→ **REQUIRED TASK**: Copy each of the entries below faithfully, setting aside any pictures.

[Dataset records]

__________________________________________________

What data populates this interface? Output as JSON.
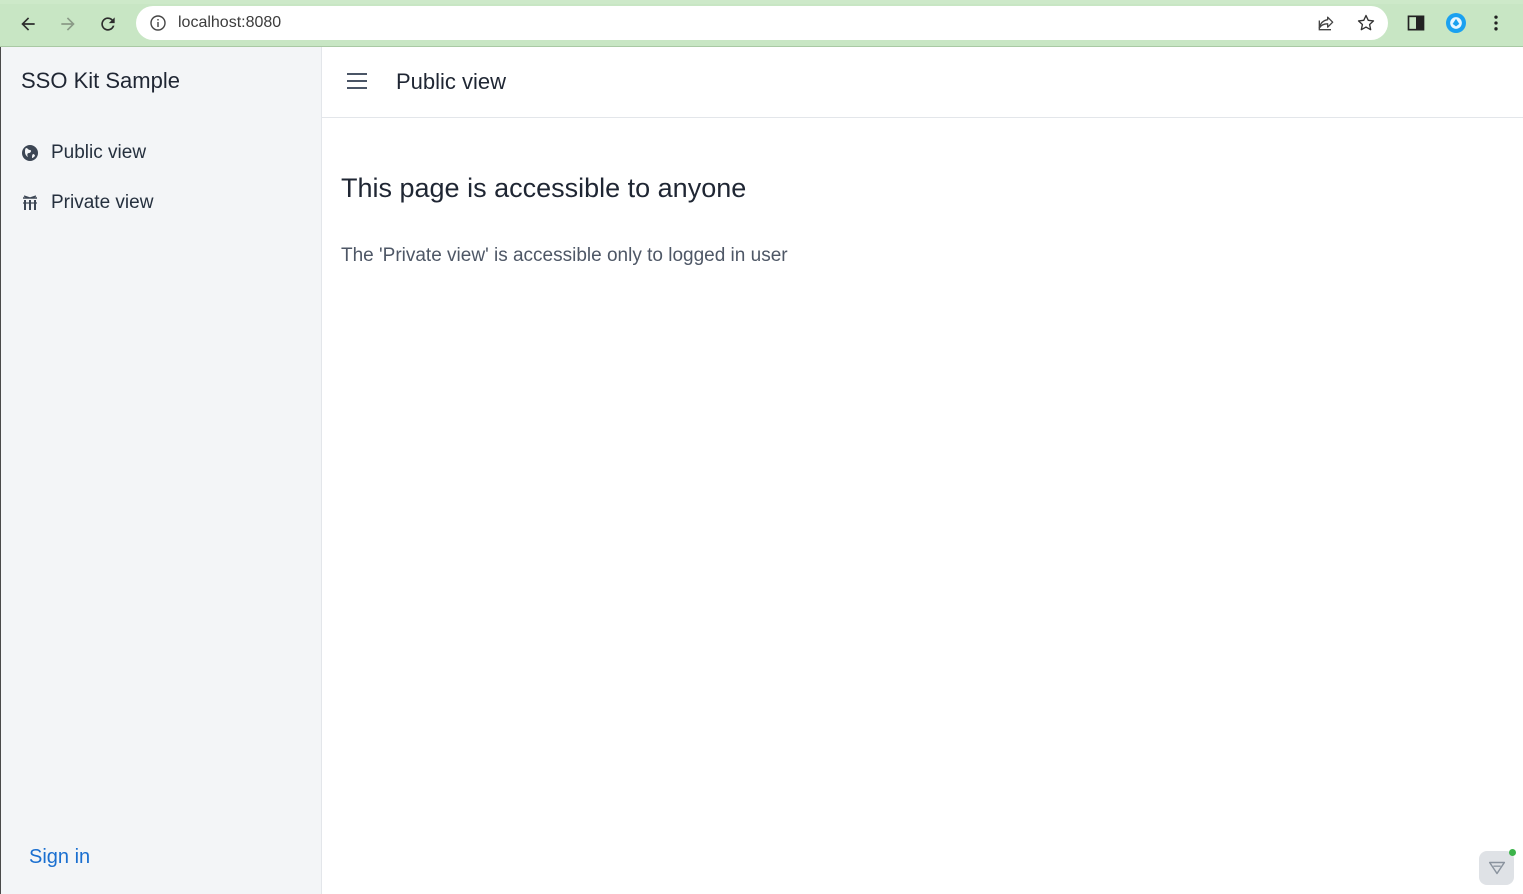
{
  "browser": {
    "url": "localhost:8080"
  },
  "sidebar": {
    "brand": "SSO Kit Sample",
    "items": [
      {
        "label": "Public view",
        "icon": "globe-icon"
      },
      {
        "label": "Private view",
        "icon": "building-icon"
      }
    ],
    "signin_label": "Sign in"
  },
  "header": {
    "title": "Public view"
  },
  "main": {
    "heading": "This page is accessible to anyone",
    "text": "The 'Private view' is accessible only to logged in user"
  },
  "colors": {
    "browser_bar": "#c8e6c4",
    "sidebar_bg": "#f3f5f7",
    "link": "#1a6fd0",
    "text_primary": "#1f2633",
    "text_secondary": "#4e5766"
  }
}
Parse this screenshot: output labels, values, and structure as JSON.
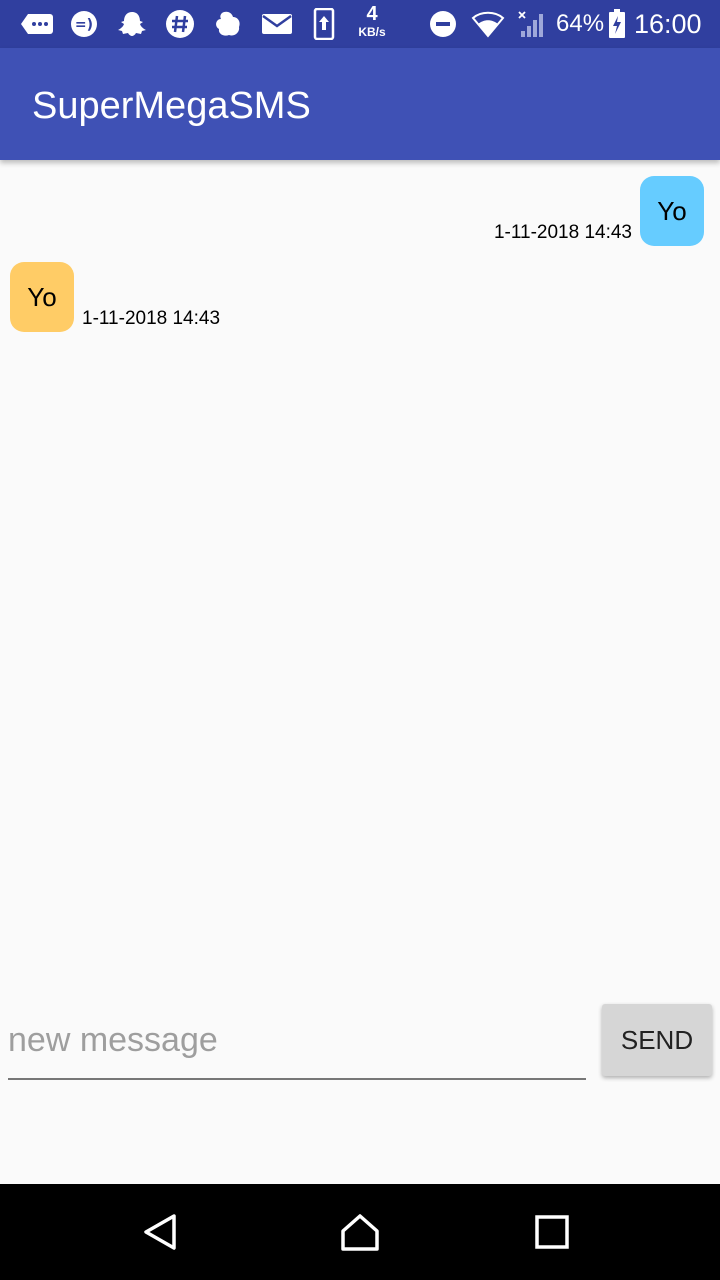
{
  "status_bar": {
    "icons": [
      "message-icon",
      "smiley-icon",
      "snapchat-icon",
      "slack-icon",
      "app-icon",
      "mail-icon",
      "upload-icon"
    ],
    "net_speed_value": "4",
    "net_speed_unit": "KB/s",
    "right_icons": [
      "do-not-disturb-icon",
      "wifi-icon",
      "signal-icon",
      "battery-charging-icon"
    ],
    "battery": "64%",
    "time": "16:00"
  },
  "app_bar": {
    "title": "SuperMegaSMS"
  },
  "messages": [
    {
      "text": "Yo",
      "timestamp": "1-11-2018 14:43",
      "direction": "outgoing",
      "color": "#66ccff"
    },
    {
      "text": "Yo",
      "timestamp": "1-11-2018 14:43",
      "direction": "incoming",
      "color": "#ffcc66"
    }
  ],
  "composer": {
    "placeholder": "new message",
    "value": "",
    "send_label": "SEND"
  },
  "nav": {
    "buttons": [
      "back-icon",
      "home-icon",
      "recents-icon"
    ]
  },
  "colors": {
    "status_bar": "#303f9f",
    "app_bar": "#3f51b5",
    "background": "#fafafa",
    "send_button": "#d6d6d6"
  }
}
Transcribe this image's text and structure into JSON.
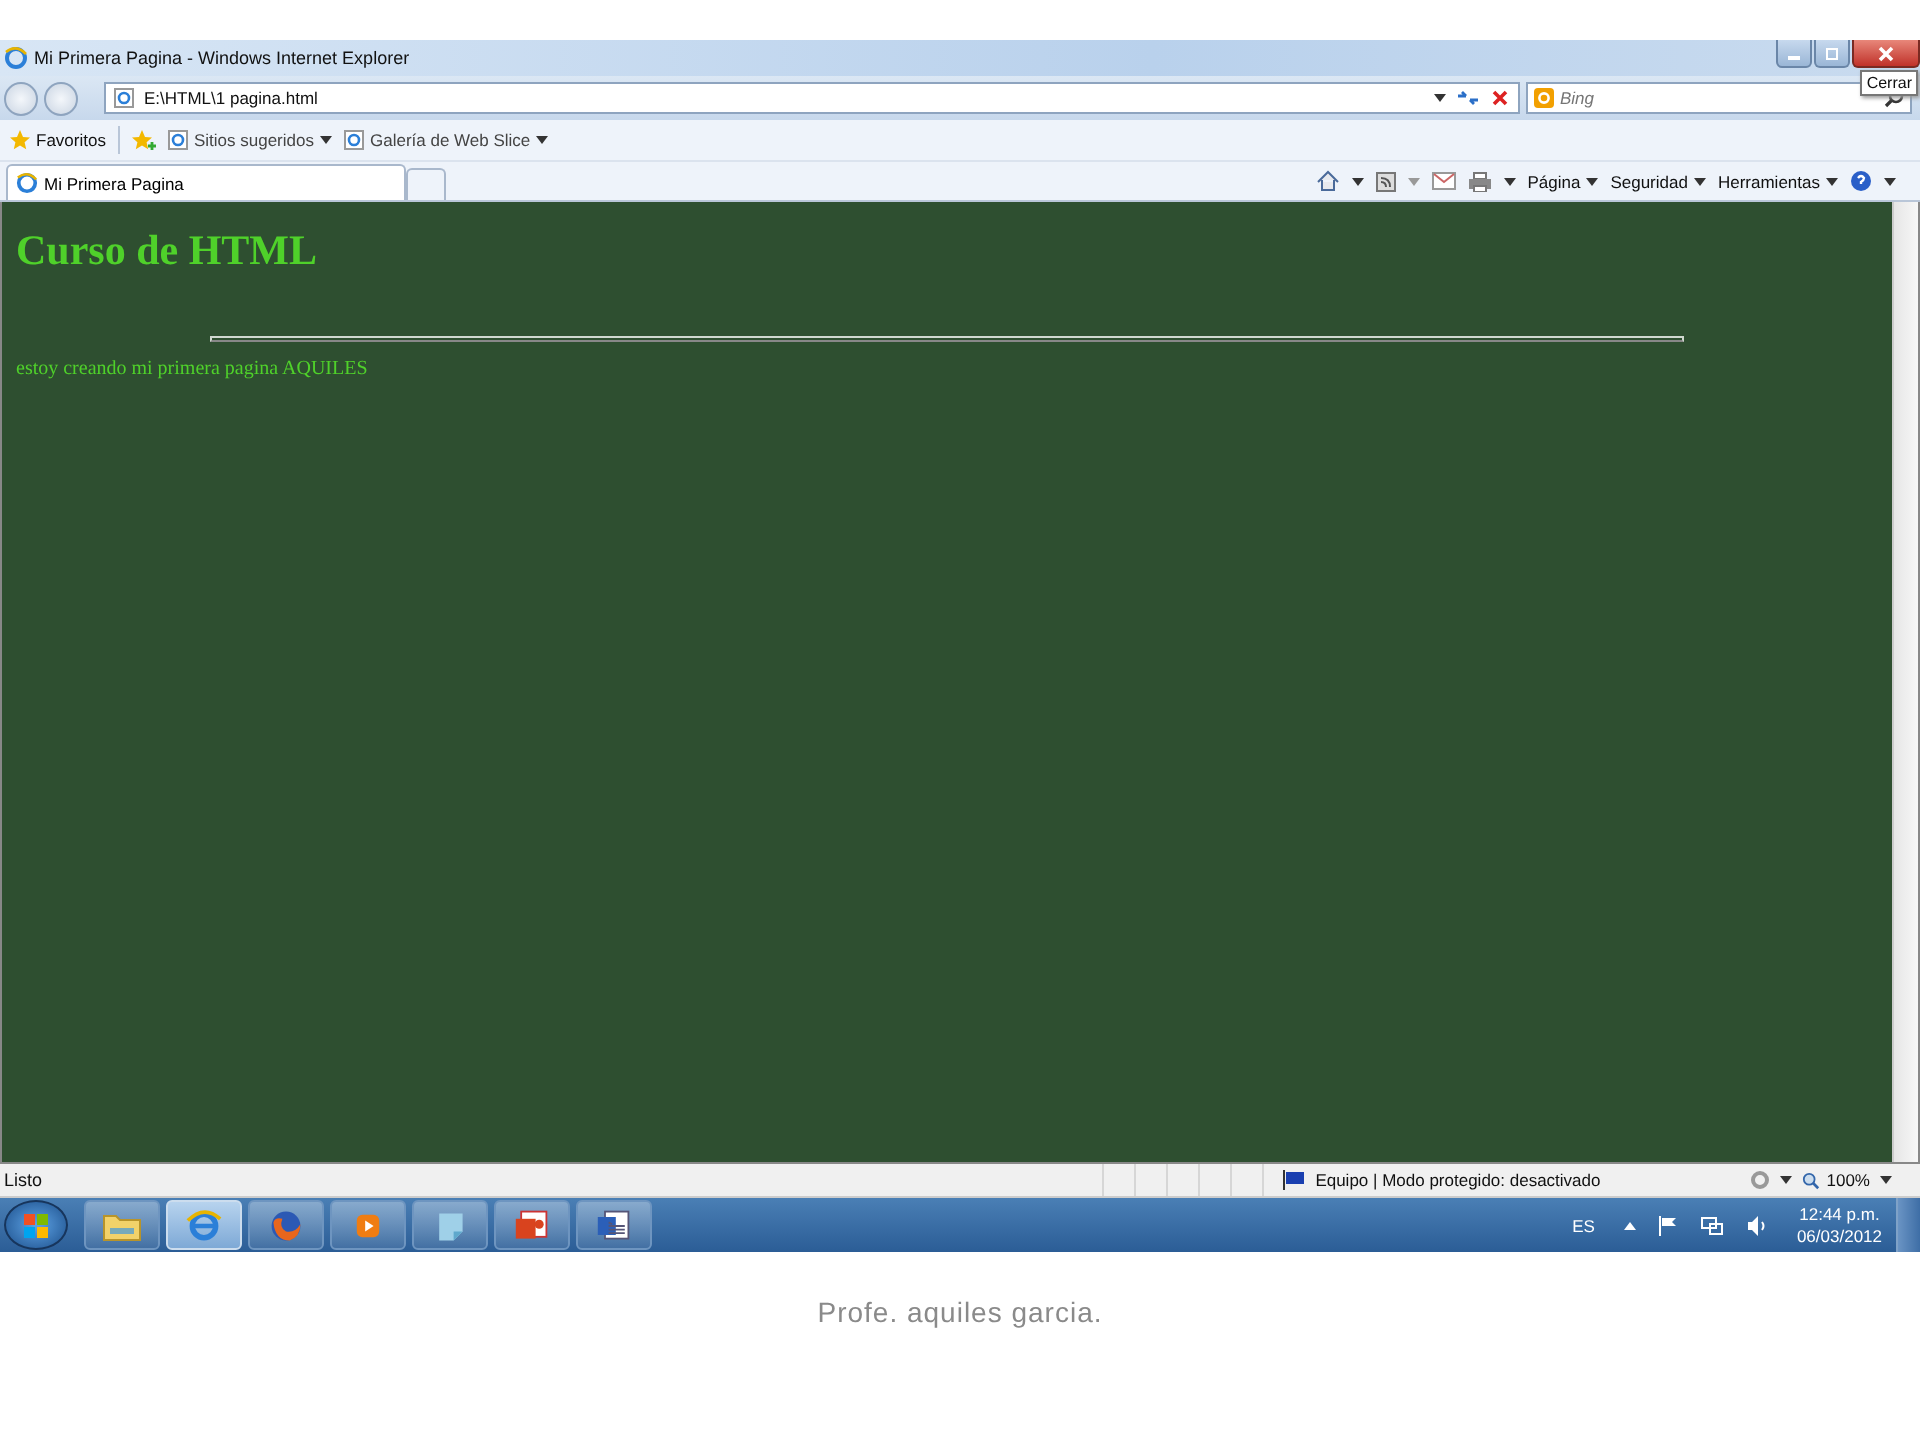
{
  "window": {
    "title": "Mi Primera Pagina - Windows Internet Explorer",
    "close_tooltip": "Cerrar"
  },
  "address_bar": {
    "value": "E:\\HTML\\1 pagina.html"
  },
  "search": {
    "placeholder": "Bing"
  },
  "favorites_bar": {
    "label": "Favoritos",
    "links": [
      "Sitios sugeridos",
      "Galería de Web Slice"
    ]
  },
  "tabs": [
    {
      "label": "Mi Primera Pagina",
      "selected": true
    }
  ],
  "command_bar": {
    "menus": [
      "Página",
      "Seguridad",
      "Herramientas"
    ]
  },
  "page": {
    "heading": "Curso de HTML",
    "paragraph": "estoy creando mi primera pagina AQUILES"
  },
  "status_bar": {
    "text": "Listo",
    "zone": "Equipo | Modo protegido: desactivado",
    "zoom": "100%"
  },
  "taskbar": {
    "apps": [
      {
        "kind": "folder",
        "selected": false
      },
      {
        "kind": "browser-e",
        "selected": true
      },
      {
        "kind": "browser-fox",
        "selected": false
      },
      {
        "kind": "player",
        "selected": false
      },
      {
        "kind": "notes",
        "selected": false
      },
      {
        "kind": "slides",
        "selected": false
      },
      {
        "kind": "document",
        "selected": false
      }
    ],
    "language": "ES",
    "time": "12:44 p.m.",
    "date": "06/03/2012"
  },
  "caption": "Profe. aquiles garcia."
}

__________________________________________________

→ **FINISHED EXERCISE**:
What data populates this interface? Output as JSON.
{
  "browser": {
    "url": "localhost:8080"
  },
  "sidebar": {
    "brand": "SSO Kit Sample",
    "items": [
      {
        "label": "Public view",
        "icon": "globe-icon"
      },
      {
        "label": "Private view",
        "icon": "building-icon"
      }
    ],
    "signin_label": "Sign in"
  },
  "header": {
    "title": "Public view"
  },
  "main": {
    "heading": "This page is accessible to anyone",
    "text": "The 'Private view' is accessible only to logged in user"
  },
  "colors": {
    "browser_bar": "#c8e6c4",
    "sidebar_bg": "#f3f5f7",
    "link": "#1a6fd0",
    "text_primary": "#1f2633",
    "text_secondary": "#4e5766"
  }
}
Parse this screenshot: output labels, values, and structure as JSON.
{
  "status_bar": {
    "icons": [
      "message-icon",
      "smiley-icon",
      "snapchat-icon",
      "slack-icon",
      "app-icon",
      "mail-icon",
      "upload-icon"
    ],
    "net_speed_value": "4",
    "net_speed_unit": "KB/s",
    "right_icons": [
      "do-not-disturb-icon",
      "wifi-icon",
      "signal-icon",
      "battery-charging-icon"
    ],
    "battery": "64%",
    "time": "16:00"
  },
  "app_bar": {
    "title": "SuperMegaSMS"
  },
  "messages": [
    {
      "text": "Yo",
      "timestamp": "1-11-2018 14:43",
      "direction": "outgoing",
      "color": "#66ccff"
    },
    {
      "text": "Yo",
      "timestamp": "1-11-2018 14:43",
      "direction": "incoming",
      "color": "#ffcc66"
    }
  ],
  "composer": {
    "placeholder": "new message",
    "value": "",
    "send_label": "SEND"
  },
  "nav": {
    "buttons": [
      "back-icon",
      "home-icon",
      "recents-icon"
    ]
  },
  "colors": {
    "status_bar": "#303f9f",
    "app_bar": "#3f51b5",
    "background": "#fafafa",
    "send_button": "#d6d6d6"
  }
}
Transcribe this image's text and structure into JSON.
{
  "window": {
    "title": "Mi Primera Pagina - Windows Internet Explorer",
    "close_tooltip": "Cerrar"
  },
  "address_bar": {
    "value": "E:\\HTML\\1 pagina.html"
  },
  "search": {
    "placeholder": "Bing"
  },
  "favorites_bar": {
    "label": "Favoritos",
    "links": [
      "Sitios sugeridos",
      "Galería de Web Slice"
    ]
  },
  "tabs": [
    {
      "label": "Mi Primera Pagina",
      "selected": true
    }
  ],
  "command_bar": {
    "menus": [
      "Página",
      "Seguridad",
      "Herramientas"
    ]
  },
  "page": {
    "heading": "Curso de HTML",
    "paragraph": "estoy creando mi primera pagina AQUILES"
  },
  "status_bar": {
    "text": "Listo",
    "zone": "Equipo | Modo protegido: desactivado",
    "zoom": "100%"
  },
  "taskbar": {
    "apps": [
      {
        "kind": "folder",
        "selected": false
      },
      {
        "kind": "browser-e",
        "selected": true
      },
      {
        "kind": "browser-fox",
        "selected": false
      },
      {
        "kind": "player",
        "selected": false
      },
      {
        "kind": "notes",
        "selected": false
      },
      {
        "kind": "slides",
        "selected": false
      },
      {
        "kind": "document",
        "selected": false
      }
    ],
    "language": "ES",
    "time": "12:44 p.m.",
    "date": "06/03/2012"
  },
  "caption": "Profe. aquiles garcia."
}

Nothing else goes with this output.